## AIM OF THE TASK:
List every line below containing "الوفاة".

## Data excerpts:
-.-.-

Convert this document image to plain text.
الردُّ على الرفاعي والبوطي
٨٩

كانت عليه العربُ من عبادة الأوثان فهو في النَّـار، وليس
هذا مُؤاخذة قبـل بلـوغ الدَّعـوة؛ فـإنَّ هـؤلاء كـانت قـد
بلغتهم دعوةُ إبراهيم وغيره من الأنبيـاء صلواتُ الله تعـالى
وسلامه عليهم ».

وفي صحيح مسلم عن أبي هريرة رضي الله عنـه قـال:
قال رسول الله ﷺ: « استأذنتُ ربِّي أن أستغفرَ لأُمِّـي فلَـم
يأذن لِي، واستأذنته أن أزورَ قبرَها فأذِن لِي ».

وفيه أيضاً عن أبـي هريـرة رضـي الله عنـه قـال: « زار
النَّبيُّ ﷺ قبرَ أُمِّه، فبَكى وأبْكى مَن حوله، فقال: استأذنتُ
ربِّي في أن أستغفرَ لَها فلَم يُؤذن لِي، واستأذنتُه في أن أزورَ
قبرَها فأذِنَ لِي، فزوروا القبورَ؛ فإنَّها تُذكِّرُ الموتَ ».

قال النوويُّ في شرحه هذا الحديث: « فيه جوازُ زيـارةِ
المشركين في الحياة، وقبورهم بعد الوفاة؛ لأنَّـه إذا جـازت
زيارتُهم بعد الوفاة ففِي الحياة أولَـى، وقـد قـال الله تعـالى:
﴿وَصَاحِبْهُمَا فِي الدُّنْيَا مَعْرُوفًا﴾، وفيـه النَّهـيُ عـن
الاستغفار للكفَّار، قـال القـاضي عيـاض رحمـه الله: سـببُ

-.-.-

## FINAL RESULT:
المشركين في الحياة، وقبورهم بعد الوفاة؛ لأنَّـه إذا جـازت
زيارتُهم بعد الوفاة ففِي الحياة أولَـى، وقـد قـال الله تعـالى:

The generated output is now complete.